### Input records
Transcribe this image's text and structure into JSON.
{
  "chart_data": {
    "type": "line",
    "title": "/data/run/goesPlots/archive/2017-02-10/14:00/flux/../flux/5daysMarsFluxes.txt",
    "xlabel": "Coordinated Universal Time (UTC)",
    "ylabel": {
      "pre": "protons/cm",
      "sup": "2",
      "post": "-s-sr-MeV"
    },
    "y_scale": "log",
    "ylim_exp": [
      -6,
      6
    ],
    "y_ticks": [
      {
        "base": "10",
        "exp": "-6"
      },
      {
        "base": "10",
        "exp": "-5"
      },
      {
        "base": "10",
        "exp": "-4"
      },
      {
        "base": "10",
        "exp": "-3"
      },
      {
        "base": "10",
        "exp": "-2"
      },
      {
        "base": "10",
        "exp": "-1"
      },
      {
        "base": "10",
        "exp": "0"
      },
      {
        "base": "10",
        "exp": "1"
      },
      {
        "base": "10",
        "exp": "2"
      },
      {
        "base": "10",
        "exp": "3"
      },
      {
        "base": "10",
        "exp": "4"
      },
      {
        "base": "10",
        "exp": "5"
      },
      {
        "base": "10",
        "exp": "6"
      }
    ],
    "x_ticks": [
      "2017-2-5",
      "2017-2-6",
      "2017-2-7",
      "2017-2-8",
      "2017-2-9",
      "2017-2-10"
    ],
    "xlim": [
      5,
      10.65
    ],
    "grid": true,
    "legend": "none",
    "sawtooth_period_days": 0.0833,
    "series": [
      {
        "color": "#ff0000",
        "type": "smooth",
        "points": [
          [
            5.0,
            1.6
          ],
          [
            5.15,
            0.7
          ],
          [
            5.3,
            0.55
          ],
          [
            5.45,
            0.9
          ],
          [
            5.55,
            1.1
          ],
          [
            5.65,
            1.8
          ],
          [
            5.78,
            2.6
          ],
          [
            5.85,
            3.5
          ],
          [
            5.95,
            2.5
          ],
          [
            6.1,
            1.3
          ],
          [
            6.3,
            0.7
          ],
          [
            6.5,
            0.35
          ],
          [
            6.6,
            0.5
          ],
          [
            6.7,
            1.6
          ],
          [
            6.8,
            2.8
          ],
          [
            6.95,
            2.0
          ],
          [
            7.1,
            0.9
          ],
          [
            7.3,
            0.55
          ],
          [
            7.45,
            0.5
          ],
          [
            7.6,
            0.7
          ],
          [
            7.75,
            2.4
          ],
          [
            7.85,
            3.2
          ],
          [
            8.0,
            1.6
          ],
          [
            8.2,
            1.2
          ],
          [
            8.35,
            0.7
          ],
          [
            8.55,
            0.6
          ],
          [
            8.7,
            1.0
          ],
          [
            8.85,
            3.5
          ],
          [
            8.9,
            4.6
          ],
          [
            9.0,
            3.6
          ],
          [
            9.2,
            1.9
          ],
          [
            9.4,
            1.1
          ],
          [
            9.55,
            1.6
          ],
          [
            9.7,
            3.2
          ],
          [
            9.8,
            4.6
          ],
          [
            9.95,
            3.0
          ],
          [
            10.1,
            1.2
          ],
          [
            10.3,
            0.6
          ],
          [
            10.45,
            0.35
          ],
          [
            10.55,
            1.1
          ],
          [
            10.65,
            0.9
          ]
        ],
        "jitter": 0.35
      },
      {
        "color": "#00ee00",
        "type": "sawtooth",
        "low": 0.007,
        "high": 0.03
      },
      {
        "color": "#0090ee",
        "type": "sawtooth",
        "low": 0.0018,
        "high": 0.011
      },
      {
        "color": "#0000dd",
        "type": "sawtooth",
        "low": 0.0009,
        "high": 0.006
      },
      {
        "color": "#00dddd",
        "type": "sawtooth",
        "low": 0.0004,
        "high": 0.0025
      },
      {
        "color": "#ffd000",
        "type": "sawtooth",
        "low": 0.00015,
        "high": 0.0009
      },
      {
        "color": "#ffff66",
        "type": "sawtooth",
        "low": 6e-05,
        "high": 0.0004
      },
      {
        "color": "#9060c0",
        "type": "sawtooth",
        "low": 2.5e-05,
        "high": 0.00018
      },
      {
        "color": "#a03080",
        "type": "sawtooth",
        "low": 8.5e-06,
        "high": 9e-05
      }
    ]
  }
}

### Your goal
Extract every line that has the string "high" in it.

### Solution
        "high": 0.03
        "high": 0.011
        "high": 0.006
        "high": 0.0025
        "high": 0.0009
        "high": 0.0004
        "high": 0.00018
        "high": 9e-05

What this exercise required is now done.